▶ _Work to be completed_
Lines that hold the string "SRMTID" are to be counted; give only their number.

[BEGIN Dataset]

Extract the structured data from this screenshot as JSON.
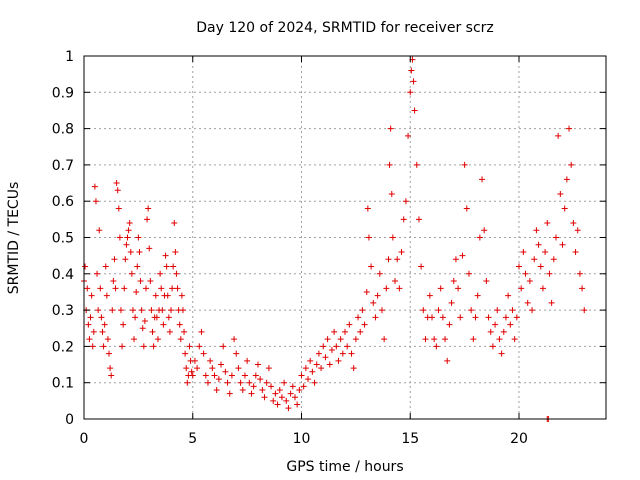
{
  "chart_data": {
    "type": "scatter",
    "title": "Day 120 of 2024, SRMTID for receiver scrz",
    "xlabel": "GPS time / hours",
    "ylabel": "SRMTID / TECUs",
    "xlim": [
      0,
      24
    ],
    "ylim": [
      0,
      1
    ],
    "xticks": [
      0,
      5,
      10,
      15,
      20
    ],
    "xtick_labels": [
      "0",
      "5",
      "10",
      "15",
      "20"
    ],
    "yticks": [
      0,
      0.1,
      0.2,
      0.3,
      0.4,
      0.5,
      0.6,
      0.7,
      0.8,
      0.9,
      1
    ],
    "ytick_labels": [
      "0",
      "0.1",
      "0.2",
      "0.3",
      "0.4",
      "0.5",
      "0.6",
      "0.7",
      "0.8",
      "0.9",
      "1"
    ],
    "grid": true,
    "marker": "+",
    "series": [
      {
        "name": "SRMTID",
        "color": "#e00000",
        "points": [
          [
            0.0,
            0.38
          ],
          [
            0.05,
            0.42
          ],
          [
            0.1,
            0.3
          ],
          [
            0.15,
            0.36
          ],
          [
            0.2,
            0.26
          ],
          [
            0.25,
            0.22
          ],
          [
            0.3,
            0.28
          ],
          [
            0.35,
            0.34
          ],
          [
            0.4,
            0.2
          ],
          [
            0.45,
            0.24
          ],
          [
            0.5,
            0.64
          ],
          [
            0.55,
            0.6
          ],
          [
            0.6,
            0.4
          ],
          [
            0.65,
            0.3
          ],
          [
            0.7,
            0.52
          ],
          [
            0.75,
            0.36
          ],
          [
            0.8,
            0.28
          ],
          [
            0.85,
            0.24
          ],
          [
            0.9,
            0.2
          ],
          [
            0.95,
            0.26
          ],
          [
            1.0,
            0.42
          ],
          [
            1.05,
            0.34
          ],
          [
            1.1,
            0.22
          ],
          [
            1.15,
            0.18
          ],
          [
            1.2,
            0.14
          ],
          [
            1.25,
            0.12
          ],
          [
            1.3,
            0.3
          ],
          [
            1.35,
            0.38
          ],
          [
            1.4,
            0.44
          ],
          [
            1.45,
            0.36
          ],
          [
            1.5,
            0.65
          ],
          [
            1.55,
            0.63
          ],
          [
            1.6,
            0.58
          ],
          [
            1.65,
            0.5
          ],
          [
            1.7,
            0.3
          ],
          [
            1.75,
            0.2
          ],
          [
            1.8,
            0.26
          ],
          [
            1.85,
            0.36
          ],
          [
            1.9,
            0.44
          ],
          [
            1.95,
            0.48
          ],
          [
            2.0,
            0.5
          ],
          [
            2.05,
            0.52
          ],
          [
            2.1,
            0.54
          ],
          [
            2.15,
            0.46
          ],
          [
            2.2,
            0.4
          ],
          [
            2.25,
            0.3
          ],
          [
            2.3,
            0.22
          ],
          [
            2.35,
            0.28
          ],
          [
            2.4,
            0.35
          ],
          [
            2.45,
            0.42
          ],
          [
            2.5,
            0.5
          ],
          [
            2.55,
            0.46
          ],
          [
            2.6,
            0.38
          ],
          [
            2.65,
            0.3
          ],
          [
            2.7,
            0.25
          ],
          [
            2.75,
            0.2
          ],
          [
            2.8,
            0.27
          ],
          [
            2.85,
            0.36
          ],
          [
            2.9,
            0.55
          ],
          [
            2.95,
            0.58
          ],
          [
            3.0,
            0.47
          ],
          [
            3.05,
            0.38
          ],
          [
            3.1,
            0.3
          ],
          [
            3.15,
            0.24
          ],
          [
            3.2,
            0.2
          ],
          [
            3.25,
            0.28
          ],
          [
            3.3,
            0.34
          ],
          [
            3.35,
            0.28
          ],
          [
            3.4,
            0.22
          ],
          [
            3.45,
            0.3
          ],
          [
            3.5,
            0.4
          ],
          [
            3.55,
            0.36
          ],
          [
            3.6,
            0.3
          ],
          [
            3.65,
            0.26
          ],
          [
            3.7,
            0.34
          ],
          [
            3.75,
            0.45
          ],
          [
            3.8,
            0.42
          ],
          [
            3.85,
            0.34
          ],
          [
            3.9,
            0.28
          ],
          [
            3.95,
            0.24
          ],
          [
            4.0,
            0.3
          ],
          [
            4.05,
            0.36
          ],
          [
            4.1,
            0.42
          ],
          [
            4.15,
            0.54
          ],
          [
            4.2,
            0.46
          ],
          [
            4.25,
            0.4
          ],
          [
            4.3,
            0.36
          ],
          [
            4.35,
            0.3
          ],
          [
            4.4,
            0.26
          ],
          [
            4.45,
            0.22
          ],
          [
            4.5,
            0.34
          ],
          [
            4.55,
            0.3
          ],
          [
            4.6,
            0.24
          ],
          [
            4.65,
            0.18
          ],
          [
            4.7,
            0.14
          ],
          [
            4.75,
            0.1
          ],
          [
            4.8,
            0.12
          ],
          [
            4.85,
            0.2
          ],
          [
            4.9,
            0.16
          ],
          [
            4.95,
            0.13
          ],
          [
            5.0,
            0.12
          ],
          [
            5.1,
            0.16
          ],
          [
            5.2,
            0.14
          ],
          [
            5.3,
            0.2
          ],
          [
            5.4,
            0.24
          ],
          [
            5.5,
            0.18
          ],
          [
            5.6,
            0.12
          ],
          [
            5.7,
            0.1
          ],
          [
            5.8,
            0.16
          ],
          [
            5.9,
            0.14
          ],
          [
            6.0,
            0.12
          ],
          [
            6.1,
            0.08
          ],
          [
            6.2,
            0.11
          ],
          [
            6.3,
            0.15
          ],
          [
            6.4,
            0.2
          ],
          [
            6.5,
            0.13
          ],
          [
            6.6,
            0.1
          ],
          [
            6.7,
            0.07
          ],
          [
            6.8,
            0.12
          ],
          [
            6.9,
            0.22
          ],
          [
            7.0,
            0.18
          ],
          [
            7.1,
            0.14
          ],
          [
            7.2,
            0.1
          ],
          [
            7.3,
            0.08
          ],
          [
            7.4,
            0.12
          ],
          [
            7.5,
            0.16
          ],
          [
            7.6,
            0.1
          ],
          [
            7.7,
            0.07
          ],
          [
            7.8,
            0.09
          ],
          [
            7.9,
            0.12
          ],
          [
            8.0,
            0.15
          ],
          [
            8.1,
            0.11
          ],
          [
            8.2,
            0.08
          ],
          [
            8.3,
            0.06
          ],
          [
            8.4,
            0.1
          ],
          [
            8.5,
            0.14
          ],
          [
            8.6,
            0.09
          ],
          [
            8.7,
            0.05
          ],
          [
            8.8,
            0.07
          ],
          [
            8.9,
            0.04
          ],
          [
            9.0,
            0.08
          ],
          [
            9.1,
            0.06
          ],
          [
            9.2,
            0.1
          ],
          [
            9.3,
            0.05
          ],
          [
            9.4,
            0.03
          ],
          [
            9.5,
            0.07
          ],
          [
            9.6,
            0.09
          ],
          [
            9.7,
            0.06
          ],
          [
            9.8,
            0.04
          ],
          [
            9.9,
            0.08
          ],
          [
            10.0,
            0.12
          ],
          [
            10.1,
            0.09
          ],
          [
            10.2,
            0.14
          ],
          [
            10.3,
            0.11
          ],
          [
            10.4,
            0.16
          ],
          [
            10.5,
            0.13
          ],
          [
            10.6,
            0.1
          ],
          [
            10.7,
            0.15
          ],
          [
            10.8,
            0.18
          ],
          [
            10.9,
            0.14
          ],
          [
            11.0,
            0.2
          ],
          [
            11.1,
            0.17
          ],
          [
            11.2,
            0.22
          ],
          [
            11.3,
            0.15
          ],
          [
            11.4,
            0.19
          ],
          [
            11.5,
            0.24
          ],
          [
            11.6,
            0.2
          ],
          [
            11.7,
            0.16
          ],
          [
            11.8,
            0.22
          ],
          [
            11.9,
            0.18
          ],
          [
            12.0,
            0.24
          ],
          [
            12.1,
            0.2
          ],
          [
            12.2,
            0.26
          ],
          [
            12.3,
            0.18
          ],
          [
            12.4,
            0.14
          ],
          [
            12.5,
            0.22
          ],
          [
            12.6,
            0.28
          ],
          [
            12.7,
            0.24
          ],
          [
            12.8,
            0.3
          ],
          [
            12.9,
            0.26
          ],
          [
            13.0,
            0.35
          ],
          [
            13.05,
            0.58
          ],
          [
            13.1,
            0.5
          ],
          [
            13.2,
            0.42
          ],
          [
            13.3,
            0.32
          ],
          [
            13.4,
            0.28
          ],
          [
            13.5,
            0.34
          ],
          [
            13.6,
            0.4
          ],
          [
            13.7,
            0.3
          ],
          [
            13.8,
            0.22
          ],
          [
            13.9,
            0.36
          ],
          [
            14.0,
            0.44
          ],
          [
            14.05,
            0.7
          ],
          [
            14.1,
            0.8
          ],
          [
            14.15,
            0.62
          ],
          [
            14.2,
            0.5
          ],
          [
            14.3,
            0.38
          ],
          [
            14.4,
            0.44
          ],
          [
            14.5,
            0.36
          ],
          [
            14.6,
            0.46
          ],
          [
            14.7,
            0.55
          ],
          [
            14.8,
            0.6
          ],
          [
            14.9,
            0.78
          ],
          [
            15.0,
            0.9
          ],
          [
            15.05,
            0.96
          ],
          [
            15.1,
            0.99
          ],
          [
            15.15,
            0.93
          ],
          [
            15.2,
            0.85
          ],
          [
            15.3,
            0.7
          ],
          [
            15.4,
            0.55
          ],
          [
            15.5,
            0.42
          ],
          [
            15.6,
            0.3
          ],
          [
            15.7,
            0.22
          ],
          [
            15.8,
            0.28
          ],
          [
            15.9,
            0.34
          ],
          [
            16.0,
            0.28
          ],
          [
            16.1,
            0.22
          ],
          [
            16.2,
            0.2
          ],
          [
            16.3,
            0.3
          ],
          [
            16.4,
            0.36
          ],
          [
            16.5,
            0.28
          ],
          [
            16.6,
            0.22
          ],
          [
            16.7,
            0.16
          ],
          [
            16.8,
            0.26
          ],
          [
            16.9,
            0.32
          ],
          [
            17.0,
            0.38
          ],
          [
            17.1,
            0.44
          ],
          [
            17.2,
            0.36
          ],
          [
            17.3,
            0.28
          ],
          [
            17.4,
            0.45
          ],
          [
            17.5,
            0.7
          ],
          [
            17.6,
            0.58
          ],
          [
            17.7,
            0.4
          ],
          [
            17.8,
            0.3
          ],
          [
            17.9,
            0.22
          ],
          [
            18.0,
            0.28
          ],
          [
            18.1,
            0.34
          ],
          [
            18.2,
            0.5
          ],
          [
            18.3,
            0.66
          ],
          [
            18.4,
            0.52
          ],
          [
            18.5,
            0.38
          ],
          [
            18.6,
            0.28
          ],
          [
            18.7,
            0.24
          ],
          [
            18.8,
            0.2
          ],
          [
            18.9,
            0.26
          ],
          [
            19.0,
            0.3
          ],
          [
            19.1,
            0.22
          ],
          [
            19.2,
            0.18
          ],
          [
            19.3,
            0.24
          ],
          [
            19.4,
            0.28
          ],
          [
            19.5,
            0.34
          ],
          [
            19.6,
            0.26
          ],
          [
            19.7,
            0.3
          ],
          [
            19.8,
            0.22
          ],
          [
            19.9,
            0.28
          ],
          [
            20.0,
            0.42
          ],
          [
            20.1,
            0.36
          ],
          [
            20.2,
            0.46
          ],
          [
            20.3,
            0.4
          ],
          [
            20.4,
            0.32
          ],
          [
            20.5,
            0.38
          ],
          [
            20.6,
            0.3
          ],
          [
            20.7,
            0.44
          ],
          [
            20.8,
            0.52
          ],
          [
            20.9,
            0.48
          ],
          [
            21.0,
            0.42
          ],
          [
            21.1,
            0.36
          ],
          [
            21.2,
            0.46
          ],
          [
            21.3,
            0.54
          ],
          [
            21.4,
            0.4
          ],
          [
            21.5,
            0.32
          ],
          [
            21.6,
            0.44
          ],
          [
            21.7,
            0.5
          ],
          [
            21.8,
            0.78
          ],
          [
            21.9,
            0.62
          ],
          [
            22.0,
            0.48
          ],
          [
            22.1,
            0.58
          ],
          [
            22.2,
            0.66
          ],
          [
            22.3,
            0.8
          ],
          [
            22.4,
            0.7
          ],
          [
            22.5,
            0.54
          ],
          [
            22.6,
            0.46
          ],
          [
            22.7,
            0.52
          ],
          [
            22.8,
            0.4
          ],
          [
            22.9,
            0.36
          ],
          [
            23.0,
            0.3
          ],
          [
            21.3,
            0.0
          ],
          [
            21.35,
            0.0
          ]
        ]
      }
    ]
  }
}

[END Dataset]

▶ _Result_
3